◆ WHAT THE EXERCISE ASKS:
Repeat each entry exactly and drop the pictures.

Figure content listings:
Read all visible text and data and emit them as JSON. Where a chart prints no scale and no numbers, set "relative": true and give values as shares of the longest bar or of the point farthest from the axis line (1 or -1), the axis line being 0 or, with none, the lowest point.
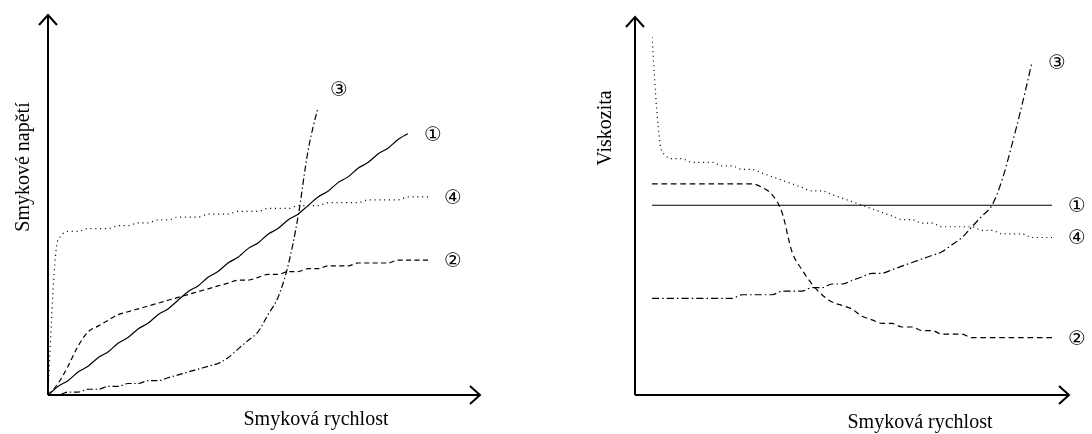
{
  "chart_data": [
    {
      "type": "line",
      "relative": true,
      "marker": "none",
      "xlabel": "Smyková rychlost",
      "ylabel": "Smykové napětí",
      "categories": [
        null,
        null,
        null,
        null,
        null,
        null,
        null,
        null,
        null,
        null,
        null,
        null,
        null,
        null,
        null,
        null,
        null,
        null,
        null,
        null,
        null,
        null,
        null,
        null,
        null,
        null,
        null,
        null,
        null,
        null,
        null,
        null,
        null,
        null,
        null,
        null,
        null,
        null,
        null
      ],
      "series": [
        {
          "name": "①",
          "color": "#000000",
          "line_style": "solid",
          "values": [
            0,
            0.03,
            0.05,
            0.08,
            0.1,
            0.13,
            0.15,
            0.18,
            0.2,
            0.23,
            0.25,
            0.28,
            0.3,
            0.33,
            0.36,
            0.38,
            0.41,
            0.43,
            0.46,
            0.48,
            0.51,
            0.53,
            0.56,
            0.58,
            0.61,
            0.63,
            0.66,
            0.69,
            0.71,
            0.74,
            0.76,
            0.79,
            0.81,
            0.84,
            0.86,
            0.89,
            0.91,
            null,
            null
          ]
        },
        {
          "name": "②",
          "color": "#000000",
          "line_style": "dashed",
          "values": [
            0,
            0.04,
            0.1,
            0.17,
            0.22,
            0.24,
            0.26,
            0.28,
            0.29,
            0.3,
            0.31,
            0.32,
            0.33,
            0.34,
            0.35,
            0.36,
            0.37,
            0.38,
            0.39,
            0.4,
            0.4,
            0.41,
            0.42,
            0.42,
            0.43,
            0.43,
            0.44,
            0.44,
            0.45,
            0.45,
            0.45,
            0.46,
            0.46,
            0.46,
            0.46,
            0.47,
            0.47,
            0.47,
            0.47
          ]
        },
        {
          "name": "③",
          "color": "#000000",
          "line_style": "dashdot",
          "values": [
            0,
            0,
            0.01,
            0.01,
            0.02,
            0.02,
            0.03,
            0.03,
            0.04,
            0.04,
            0.05,
            0.05,
            0.06,
            0.07,
            0.08,
            0.09,
            0.1,
            0.11,
            0.13,
            0.16,
            0.19,
            0.22,
            0.28,
            0.34,
            0.45,
            0.62,
            0.85,
            1.0,
            null,
            null,
            null,
            null,
            null,
            null,
            null,
            null,
            null,
            null,
            null
          ]
        },
        {
          "name": "④",
          "color": "#000000",
          "line_style": "dotted",
          "values": [
            0,
            0.54,
            0.57,
            0.57,
            0.58,
            0.58,
            0.58,
            0.59,
            0.59,
            0.6,
            0.6,
            0.61,
            0.61,
            0.62,
            0.62,
            0.62,
            0.63,
            0.63,
            0.63,
            0.64,
            0.64,
            0.64,
            0.65,
            0.65,
            0.65,
            0.66,
            0.66,
            0.66,
            0.67,
            0.67,
            0.67,
            0.67,
            0.68,
            0.68,
            0.68,
            0.68,
            0.69,
            0.69,
            0.69
          ]
        }
      ]
    },
    {
      "type": "line",
      "relative": true,
      "marker": "none",
      "xlabel": "Smyková rychlost",
      "ylabel": "Viskozita",
      "categories": [
        null,
        null,
        null,
        null,
        null,
        null,
        null,
        null,
        null,
        null,
        null,
        null,
        null,
        null,
        null,
        null,
        null,
        null,
        null,
        null,
        null,
        null,
        null,
        null,
        null,
        null,
        null,
        null,
        null,
        null,
        null,
        null,
        null,
        null,
        null,
        null,
        null,
        null,
        null,
        null,
        null
      ],
      "series": [
        {
          "name": "①",
          "color": "#000000",
          "line_style": "solid",
          "values": [
            0.53,
            0.53,
            0.53,
            0.53,
            0.53,
            0.53,
            0.53,
            0.53,
            0.53,
            0.53,
            0.53,
            0.53,
            0.53,
            0.53,
            0.53,
            0.53,
            0.53,
            0.53,
            0.53,
            0.53,
            0.53,
            0.53,
            0.53,
            0.53,
            0.53,
            0.53,
            0.53,
            0.53,
            0.53,
            0.53,
            0.53,
            0.53,
            0.53,
            0.53,
            0.53,
            0.53,
            0.53,
            0.53,
            0.53,
            0.53,
            0.53
          ]
        },
        {
          "name": "②",
          "color": "#000000",
          "line_style": "dashed",
          "values": [
            0.59,
            0.59,
            0.59,
            0.59,
            0.59,
            0.59,
            0.59,
            0.59,
            0.59,
            0.59,
            0.59,
            0.58,
            0.56,
            0.51,
            0.4,
            0.35,
            0.31,
            0.28,
            0.26,
            0.25,
            0.24,
            0.22,
            0.21,
            0.2,
            0.2,
            0.19,
            0.19,
            0.18,
            0.18,
            0.17,
            0.17,
            0.17,
            0.16,
            0.16,
            0.16,
            0.16,
            0.16,
            0.16,
            0.16,
            0.16,
            0.16
          ]
        },
        {
          "name": "③",
          "color": "#000000",
          "line_style": "dashdot",
          "values": [
            0.27,
            0.27,
            0.27,
            0.27,
            0.27,
            0.27,
            0.27,
            0.27,
            0.27,
            0.28,
            0.28,
            0.28,
            0.28,
            0.29,
            0.29,
            0.29,
            0.3,
            0.3,
            0.31,
            0.31,
            0.32,
            0.33,
            0.34,
            0.34,
            0.35,
            0.36,
            0.37,
            0.38,
            0.39,
            0.4,
            0.42,
            0.44,
            0.47,
            0.5,
            0.53,
            0.6,
            0.7,
            0.81,
            0.93,
            null,
            null
          ]
        },
        {
          "name": "④",
          "color": "#000000",
          "line_style": "dotted",
          "values": [
            1.0,
            0.68,
            0.66,
            0.66,
            0.65,
            0.65,
            0.65,
            0.64,
            0.64,
            0.63,
            0.63,
            0.62,
            0.61,
            0.6,
            0.59,
            0.58,
            0.57,
            0.57,
            0.56,
            0.55,
            0.54,
            0.53,
            0.52,
            0.51,
            0.5,
            0.49,
            0.49,
            0.48,
            0.48,
            0.47,
            0.47,
            0.47,
            0.47,
            0.46,
            0.46,
            0.45,
            0.45,
            0.45,
            0.44,
            0.44,
            0.44
          ]
        }
      ]
    }
  ]
}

◆ FULL SOLUTION:
Read all visible text and data and emit them as JSON. Where a chart prints no scale and no numbers, set "relative": true and give values as shares of the longest bar or of the point farthest from the axis line (1 or -1), the axis line being 0 or, with none, the lowest point.
{
  "chart_data": [
    {
      "type": "line",
      "relative": true,
      "marker": "none",
      "xlabel": "Smyková rychlost",
      "ylabel": "Smykové napětí",
      "categories": [
        null,
        null,
        null,
        null,
        null,
        null,
        null,
        null,
        null,
        null,
        null,
        null,
        null,
        null,
        null,
        null,
        null,
        null,
        null,
        null,
        null,
        null,
        null,
        null,
        null,
        null,
        null,
        null,
        null,
        null,
        null,
        null,
        null,
        null,
        null,
        null,
        null,
        null,
        null
      ],
      "series": [
        {
          "name": "①",
          "color": "#000000",
          "line_style": "solid",
          "values": [
            0,
            0.03,
            0.05,
            0.08,
            0.1,
            0.13,
            0.15,
            0.18,
            0.2,
            0.23,
            0.25,
            0.28,
            0.3,
            0.33,
            0.36,
            0.38,
            0.41,
            0.43,
            0.46,
            0.48,
            0.51,
            0.53,
            0.56,
            0.58,
            0.61,
            0.63,
            0.66,
            0.69,
            0.71,
            0.74,
            0.76,
            0.79,
            0.81,
            0.84,
            0.86,
            0.89,
            0.91,
            null,
            null
          ]
        },
        {
          "name": "②",
          "color": "#000000",
          "line_style": "dashed",
          "values": [
            0,
            0.04,
            0.1,
            0.17,
            0.22,
            0.24,
            0.26,
            0.28,
            0.29,
            0.3,
            0.31,
            0.32,
            0.33,
            0.34,
            0.35,
            0.36,
            0.37,
            0.38,
            0.39,
            0.4,
            0.4,
            0.41,
            0.42,
            0.42,
            0.43,
            0.43,
            0.44,
            0.44,
            0.45,
            0.45,
            0.45,
            0.46,
            0.46,
            0.46,
            0.46,
            0.47,
            0.47,
            0.47,
            0.47
          ]
        },
        {
          "name": "③",
          "color": "#000000",
          "line_style": "dashdot",
          "values": [
            0,
            0,
            0.01,
            0.01,
            0.02,
            0.02,
            0.03,
            0.03,
            0.04,
            0.04,
            0.05,
            0.05,
            0.06,
            0.07,
            0.08,
            0.09,
            0.1,
            0.11,
            0.13,
            0.16,
            0.19,
            0.22,
            0.28,
            0.34,
            0.45,
            0.62,
            0.85,
            1.0,
            null,
            null,
            null,
            null,
            null,
            null,
            null,
            null,
            null,
            null,
            null
          ]
        },
        {
          "name": "④",
          "color": "#000000",
          "line_style": "dotted",
          "values": [
            0,
            0.54,
            0.57,
            0.57,
            0.58,
            0.58,
            0.58,
            0.59,
            0.59,
            0.6,
            0.6,
            0.61,
            0.61,
            0.62,
            0.62,
            0.62,
            0.63,
            0.63,
            0.63,
            0.64,
            0.64,
            0.64,
            0.65,
            0.65,
            0.65,
            0.66,
            0.66,
            0.66,
            0.67,
            0.67,
            0.67,
            0.67,
            0.68,
            0.68,
            0.68,
            0.68,
            0.69,
            0.69,
            0.69
          ]
        }
      ]
    },
    {
      "type": "line",
      "relative": true,
      "marker": "none",
      "xlabel": "Smyková rychlost",
      "ylabel": "Viskozita",
      "categories": [
        null,
        null,
        null,
        null,
        null,
        null,
        null,
        null,
        null,
        null,
        null,
        null,
        null,
        null,
        null,
        null,
        null,
        null,
        null,
        null,
        null,
        null,
        null,
        null,
        null,
        null,
        null,
        null,
        null,
        null,
        null,
        null,
        null,
        null,
        null,
        null,
        null,
        null,
        null,
        null,
        null
      ],
      "series": [
        {
          "name": "①",
          "color": "#000000",
          "line_style": "solid",
          "values": [
            0.53,
            0.53,
            0.53,
            0.53,
            0.53,
            0.53,
            0.53,
            0.53,
            0.53,
            0.53,
            0.53,
            0.53,
            0.53,
            0.53,
            0.53,
            0.53,
            0.53,
            0.53,
            0.53,
            0.53,
            0.53,
            0.53,
            0.53,
            0.53,
            0.53,
            0.53,
            0.53,
            0.53,
            0.53,
            0.53,
            0.53,
            0.53,
            0.53,
            0.53,
            0.53,
            0.53,
            0.53,
            0.53,
            0.53,
            0.53,
            0.53
          ]
        },
        {
          "name": "②",
          "color": "#000000",
          "line_style": "dashed",
          "values": [
            0.59,
            0.59,
            0.59,
            0.59,
            0.59,
            0.59,
            0.59,
            0.59,
            0.59,
            0.59,
            0.59,
            0.58,
            0.56,
            0.51,
            0.4,
            0.35,
            0.31,
            0.28,
            0.26,
            0.25,
            0.24,
            0.22,
            0.21,
            0.2,
            0.2,
            0.19,
            0.19,
            0.18,
            0.18,
            0.17,
            0.17,
            0.17,
            0.16,
            0.16,
            0.16,
            0.16,
            0.16,
            0.16,
            0.16,
            0.16,
            0.16
          ]
        },
        {
          "name": "③",
          "color": "#000000",
          "line_style": "dashdot",
          "values": [
            0.27,
            0.27,
            0.27,
            0.27,
            0.27,
            0.27,
            0.27,
            0.27,
            0.27,
            0.28,
            0.28,
            0.28,
            0.28,
            0.29,
            0.29,
            0.29,
            0.3,
            0.3,
            0.31,
            0.31,
            0.32,
            0.33,
            0.34,
            0.34,
            0.35,
            0.36,
            0.37,
            0.38,
            0.39,
            0.4,
            0.42,
            0.44,
            0.47,
            0.5,
            0.53,
            0.6,
            0.7,
            0.81,
            0.93,
            null,
            null
          ]
        },
        {
          "name": "④",
          "color": "#000000",
          "line_style": "dotted",
          "values": [
            1.0,
            0.68,
            0.66,
            0.66,
            0.65,
            0.65,
            0.65,
            0.64,
            0.64,
            0.63,
            0.63,
            0.62,
            0.61,
            0.6,
            0.59,
            0.58,
            0.57,
            0.57,
            0.56,
            0.55,
            0.54,
            0.53,
            0.52,
            0.51,
            0.5,
            0.49,
            0.49,
            0.48,
            0.48,
            0.47,
            0.47,
            0.47,
            0.47,
            0.46,
            0.46,
            0.45,
            0.45,
            0.45,
            0.44,
            0.44,
            0.44
          ]
        }
      ]
    }
  ]
}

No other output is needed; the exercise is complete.